▶ **Exercise**:
Across the records that follow, give the number of lines containing the word "horizontal" and nothing else.

Dataset items:
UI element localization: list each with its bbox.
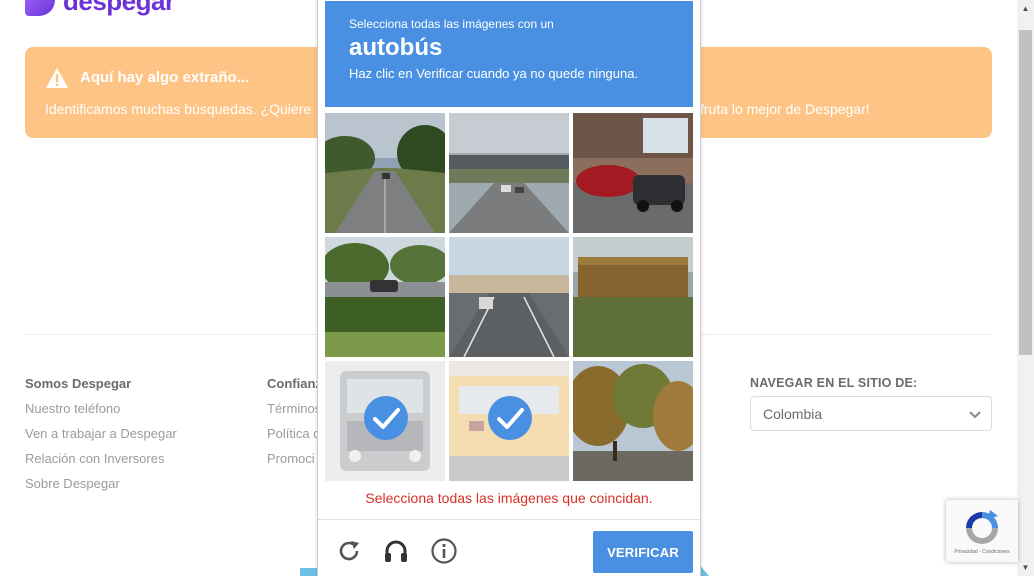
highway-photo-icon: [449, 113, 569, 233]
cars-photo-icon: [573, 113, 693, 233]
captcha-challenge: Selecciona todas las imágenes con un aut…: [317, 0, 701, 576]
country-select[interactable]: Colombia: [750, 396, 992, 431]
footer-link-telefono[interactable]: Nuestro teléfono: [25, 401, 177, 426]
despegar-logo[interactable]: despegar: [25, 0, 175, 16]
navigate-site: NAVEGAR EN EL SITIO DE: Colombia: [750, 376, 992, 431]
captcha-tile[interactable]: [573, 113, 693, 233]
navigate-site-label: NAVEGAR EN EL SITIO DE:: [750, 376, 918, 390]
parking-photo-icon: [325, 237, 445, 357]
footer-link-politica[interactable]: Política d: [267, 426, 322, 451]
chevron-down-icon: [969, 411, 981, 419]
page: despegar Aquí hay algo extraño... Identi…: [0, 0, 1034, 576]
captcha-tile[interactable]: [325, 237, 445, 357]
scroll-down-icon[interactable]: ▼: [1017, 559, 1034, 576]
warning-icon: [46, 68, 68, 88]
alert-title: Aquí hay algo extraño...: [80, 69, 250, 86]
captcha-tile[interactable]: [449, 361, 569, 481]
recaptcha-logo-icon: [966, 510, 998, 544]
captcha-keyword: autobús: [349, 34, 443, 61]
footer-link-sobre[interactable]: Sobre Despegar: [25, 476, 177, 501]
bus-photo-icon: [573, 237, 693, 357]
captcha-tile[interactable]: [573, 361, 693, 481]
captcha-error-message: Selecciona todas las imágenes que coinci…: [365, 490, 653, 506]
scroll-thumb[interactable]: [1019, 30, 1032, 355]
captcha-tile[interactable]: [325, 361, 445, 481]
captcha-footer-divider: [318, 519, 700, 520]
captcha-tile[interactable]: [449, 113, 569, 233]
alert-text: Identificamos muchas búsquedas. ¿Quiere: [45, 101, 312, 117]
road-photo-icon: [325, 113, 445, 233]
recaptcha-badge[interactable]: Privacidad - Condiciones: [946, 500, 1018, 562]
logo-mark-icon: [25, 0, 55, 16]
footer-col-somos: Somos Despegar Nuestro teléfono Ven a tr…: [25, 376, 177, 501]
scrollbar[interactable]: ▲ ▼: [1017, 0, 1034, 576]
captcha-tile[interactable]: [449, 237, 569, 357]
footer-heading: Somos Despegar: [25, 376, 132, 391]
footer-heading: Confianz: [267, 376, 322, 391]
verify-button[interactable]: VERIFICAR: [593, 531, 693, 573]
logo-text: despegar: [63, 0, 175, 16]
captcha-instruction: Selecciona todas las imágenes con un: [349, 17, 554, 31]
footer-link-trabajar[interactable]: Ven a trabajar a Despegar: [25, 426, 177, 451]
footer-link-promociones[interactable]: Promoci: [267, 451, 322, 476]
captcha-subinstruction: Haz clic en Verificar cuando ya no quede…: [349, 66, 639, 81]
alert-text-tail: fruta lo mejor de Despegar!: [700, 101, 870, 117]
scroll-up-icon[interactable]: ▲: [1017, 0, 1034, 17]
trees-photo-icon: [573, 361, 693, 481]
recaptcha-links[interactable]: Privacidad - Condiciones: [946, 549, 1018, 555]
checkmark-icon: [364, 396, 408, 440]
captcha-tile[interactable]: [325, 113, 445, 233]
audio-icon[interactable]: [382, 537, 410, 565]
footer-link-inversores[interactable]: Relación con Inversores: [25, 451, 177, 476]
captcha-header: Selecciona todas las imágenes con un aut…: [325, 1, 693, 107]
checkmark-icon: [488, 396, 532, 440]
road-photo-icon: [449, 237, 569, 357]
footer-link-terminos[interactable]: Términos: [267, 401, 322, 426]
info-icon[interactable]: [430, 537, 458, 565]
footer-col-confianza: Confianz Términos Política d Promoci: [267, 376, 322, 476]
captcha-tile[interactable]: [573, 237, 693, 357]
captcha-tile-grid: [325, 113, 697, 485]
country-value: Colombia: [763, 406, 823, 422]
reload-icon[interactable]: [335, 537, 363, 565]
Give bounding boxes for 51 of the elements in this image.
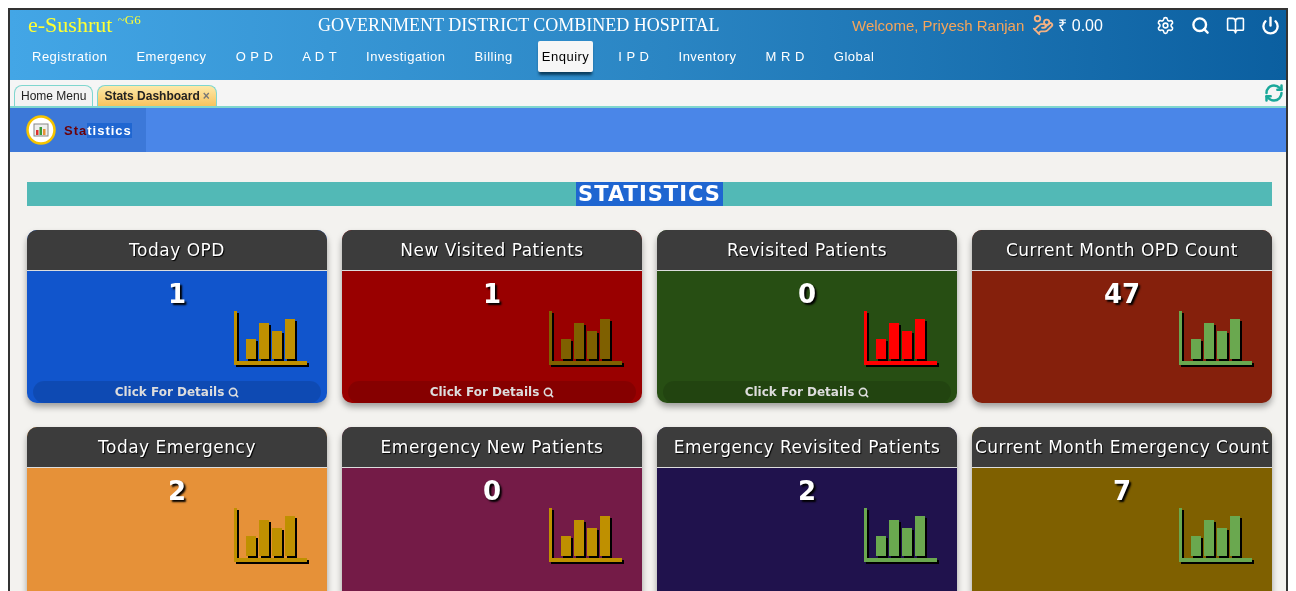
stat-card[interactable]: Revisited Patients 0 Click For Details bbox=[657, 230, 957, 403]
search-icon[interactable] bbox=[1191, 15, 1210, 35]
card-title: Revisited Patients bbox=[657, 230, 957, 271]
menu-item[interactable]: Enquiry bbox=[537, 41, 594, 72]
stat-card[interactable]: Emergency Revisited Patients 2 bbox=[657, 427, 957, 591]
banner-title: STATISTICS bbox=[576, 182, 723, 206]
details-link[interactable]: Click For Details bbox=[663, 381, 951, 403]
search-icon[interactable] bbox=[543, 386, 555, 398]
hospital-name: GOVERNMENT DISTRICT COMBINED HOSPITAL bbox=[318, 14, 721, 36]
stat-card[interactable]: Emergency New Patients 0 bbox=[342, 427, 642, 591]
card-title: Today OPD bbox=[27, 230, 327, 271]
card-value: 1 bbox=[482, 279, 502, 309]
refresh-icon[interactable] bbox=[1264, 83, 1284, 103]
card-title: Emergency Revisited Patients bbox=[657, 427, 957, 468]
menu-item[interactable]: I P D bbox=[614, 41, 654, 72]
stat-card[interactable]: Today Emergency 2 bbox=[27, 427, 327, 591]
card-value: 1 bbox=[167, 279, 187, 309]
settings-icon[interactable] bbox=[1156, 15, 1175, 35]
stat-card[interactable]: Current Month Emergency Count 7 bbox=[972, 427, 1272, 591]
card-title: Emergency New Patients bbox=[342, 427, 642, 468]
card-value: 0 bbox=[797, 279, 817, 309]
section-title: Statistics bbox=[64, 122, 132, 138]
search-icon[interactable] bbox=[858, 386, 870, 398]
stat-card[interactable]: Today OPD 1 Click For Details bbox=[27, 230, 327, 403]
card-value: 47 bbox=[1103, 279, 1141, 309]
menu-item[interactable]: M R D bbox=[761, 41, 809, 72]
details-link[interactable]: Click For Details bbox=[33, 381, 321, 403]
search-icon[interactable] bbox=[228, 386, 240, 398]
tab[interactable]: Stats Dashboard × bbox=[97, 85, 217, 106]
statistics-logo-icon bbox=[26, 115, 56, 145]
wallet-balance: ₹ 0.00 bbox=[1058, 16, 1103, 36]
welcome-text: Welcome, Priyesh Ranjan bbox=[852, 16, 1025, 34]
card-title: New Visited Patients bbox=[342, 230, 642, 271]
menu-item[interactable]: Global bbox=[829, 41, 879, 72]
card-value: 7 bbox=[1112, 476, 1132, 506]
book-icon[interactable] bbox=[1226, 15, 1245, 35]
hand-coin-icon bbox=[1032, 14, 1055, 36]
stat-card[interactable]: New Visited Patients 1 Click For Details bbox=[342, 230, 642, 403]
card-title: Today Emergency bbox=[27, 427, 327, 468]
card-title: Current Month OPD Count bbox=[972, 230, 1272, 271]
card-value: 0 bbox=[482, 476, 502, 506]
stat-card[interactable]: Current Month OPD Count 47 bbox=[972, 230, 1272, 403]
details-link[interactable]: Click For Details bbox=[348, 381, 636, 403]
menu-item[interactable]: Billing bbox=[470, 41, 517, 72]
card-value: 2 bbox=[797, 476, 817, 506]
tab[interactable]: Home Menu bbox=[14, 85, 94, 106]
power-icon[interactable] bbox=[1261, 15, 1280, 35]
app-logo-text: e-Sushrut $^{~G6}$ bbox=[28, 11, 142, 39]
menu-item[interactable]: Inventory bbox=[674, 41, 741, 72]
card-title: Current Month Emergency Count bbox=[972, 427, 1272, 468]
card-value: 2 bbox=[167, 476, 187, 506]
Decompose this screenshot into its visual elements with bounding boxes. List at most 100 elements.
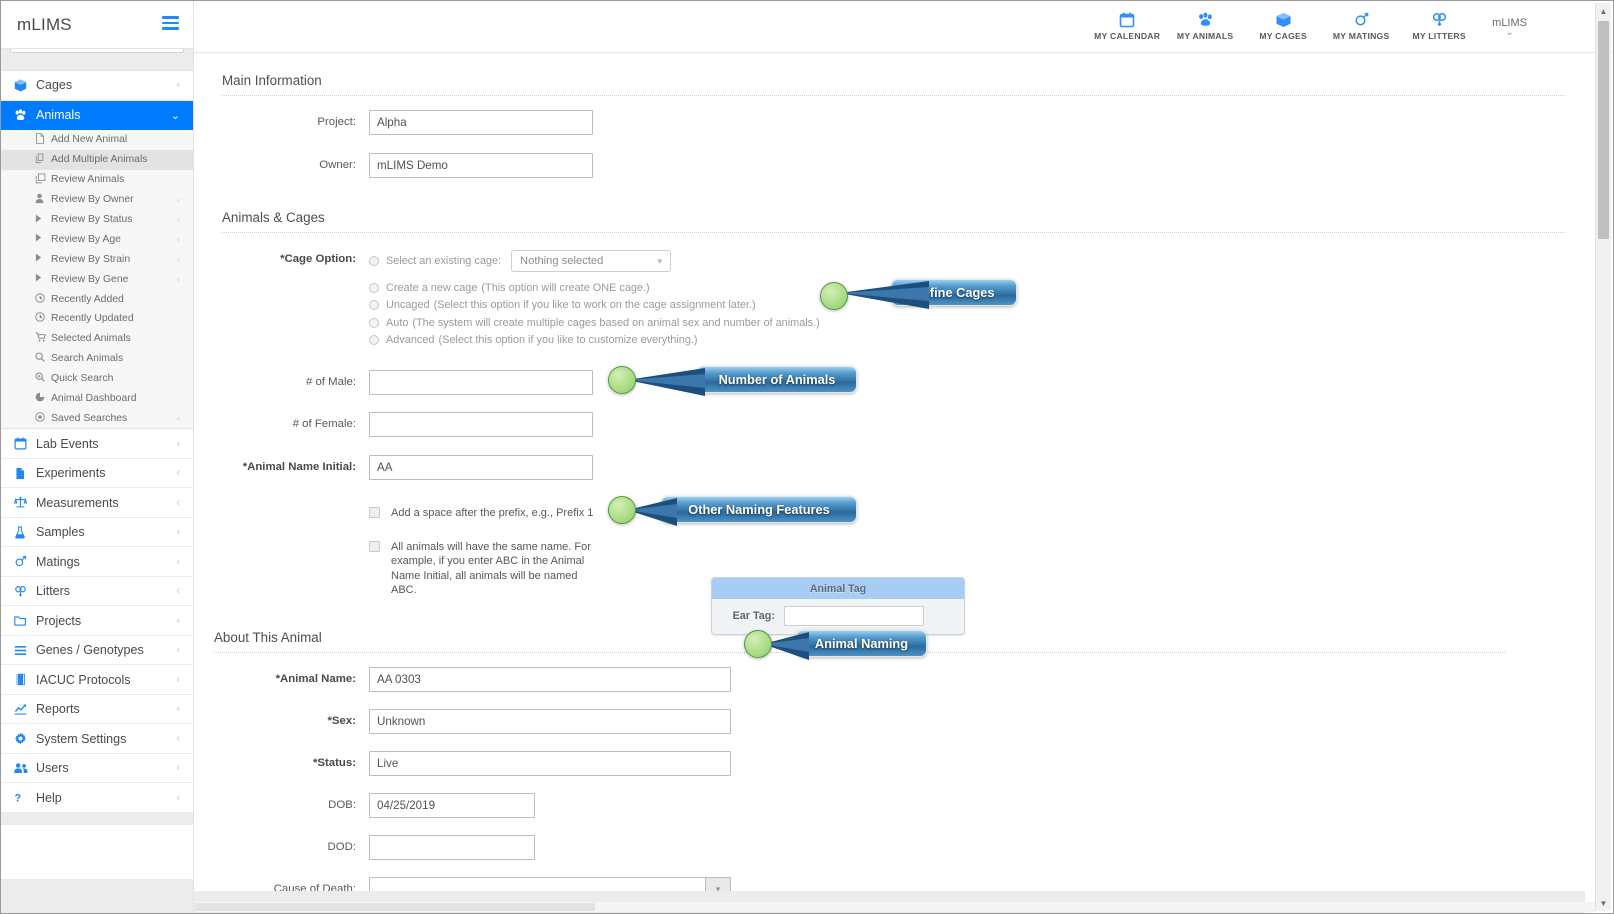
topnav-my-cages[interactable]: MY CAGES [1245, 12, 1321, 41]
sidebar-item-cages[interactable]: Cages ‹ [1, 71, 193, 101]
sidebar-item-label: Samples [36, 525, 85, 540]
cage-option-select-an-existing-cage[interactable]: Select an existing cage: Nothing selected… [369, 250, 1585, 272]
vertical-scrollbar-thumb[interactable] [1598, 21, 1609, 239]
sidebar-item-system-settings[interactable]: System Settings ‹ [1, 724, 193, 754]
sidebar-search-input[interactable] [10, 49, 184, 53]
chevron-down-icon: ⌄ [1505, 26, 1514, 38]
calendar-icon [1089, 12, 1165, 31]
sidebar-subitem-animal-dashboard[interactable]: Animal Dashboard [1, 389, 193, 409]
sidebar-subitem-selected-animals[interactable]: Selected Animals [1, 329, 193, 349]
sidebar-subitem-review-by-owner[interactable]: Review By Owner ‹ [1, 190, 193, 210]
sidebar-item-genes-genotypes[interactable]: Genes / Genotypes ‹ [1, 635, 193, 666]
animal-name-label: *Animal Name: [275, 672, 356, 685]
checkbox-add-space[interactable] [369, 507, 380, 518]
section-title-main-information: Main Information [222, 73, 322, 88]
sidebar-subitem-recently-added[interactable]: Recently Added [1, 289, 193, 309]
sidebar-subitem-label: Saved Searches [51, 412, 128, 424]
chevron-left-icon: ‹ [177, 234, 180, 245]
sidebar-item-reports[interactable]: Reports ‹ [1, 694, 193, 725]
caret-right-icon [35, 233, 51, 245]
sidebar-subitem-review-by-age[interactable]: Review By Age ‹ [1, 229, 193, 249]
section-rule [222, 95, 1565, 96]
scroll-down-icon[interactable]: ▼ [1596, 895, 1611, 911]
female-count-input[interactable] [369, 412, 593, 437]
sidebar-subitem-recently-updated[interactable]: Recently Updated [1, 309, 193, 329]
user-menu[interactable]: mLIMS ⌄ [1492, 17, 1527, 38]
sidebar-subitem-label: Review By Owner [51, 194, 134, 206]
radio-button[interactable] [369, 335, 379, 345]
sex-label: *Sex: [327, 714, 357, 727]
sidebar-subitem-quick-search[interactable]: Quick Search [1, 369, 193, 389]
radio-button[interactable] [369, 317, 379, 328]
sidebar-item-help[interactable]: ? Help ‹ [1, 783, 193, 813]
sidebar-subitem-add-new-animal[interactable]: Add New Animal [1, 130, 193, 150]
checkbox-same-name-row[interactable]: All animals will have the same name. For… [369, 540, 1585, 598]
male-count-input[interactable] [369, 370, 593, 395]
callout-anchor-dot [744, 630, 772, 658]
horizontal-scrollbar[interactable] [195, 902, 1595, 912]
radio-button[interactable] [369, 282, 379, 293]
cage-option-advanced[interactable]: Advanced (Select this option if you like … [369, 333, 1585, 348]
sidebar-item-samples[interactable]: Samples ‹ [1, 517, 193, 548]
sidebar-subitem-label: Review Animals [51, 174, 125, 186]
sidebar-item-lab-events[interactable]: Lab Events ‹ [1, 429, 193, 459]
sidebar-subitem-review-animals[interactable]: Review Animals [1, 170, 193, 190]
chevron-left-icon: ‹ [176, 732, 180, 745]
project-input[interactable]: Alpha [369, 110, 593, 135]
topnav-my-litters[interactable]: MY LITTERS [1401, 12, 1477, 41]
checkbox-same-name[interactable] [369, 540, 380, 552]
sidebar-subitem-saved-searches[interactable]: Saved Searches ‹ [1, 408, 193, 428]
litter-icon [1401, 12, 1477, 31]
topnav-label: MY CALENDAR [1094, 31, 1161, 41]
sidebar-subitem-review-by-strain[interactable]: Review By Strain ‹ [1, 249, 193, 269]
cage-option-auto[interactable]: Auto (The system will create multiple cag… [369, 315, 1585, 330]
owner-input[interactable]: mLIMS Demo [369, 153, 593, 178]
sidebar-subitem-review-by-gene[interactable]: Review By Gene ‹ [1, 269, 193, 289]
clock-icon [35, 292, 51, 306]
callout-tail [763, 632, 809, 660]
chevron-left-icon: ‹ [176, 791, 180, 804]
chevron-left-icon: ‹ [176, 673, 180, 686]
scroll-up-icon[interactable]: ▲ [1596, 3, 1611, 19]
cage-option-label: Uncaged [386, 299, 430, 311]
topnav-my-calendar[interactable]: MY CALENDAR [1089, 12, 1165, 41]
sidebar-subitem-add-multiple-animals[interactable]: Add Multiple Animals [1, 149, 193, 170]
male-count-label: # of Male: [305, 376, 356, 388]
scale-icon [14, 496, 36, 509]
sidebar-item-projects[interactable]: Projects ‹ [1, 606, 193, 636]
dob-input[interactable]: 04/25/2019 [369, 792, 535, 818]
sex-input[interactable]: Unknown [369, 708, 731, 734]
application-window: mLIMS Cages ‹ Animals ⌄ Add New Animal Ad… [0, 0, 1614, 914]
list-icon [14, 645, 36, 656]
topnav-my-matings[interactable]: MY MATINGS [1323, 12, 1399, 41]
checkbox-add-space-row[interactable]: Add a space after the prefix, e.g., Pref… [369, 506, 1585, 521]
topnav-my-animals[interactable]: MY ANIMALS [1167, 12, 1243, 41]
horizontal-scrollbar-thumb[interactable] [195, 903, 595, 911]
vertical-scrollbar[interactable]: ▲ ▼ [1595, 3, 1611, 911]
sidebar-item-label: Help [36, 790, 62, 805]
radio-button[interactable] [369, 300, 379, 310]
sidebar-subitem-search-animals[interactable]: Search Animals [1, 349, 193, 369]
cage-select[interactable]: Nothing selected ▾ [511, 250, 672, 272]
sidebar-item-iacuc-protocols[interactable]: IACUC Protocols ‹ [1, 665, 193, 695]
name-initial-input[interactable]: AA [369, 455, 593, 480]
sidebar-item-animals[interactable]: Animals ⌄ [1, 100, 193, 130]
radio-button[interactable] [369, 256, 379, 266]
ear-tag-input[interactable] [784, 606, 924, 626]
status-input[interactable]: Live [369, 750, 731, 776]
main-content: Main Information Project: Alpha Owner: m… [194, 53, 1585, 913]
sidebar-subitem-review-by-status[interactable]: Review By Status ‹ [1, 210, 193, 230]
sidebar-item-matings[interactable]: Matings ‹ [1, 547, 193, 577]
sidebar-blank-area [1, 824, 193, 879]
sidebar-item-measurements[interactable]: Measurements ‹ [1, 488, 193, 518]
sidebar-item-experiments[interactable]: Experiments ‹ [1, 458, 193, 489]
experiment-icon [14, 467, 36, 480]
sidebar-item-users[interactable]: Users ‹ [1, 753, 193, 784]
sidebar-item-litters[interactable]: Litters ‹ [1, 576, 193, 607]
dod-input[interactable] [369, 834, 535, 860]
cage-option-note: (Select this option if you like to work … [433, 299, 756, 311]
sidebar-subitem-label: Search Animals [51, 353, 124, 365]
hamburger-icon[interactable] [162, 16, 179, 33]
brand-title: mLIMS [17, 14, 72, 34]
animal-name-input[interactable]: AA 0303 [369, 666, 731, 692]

▶ **Output of the exercise**:
2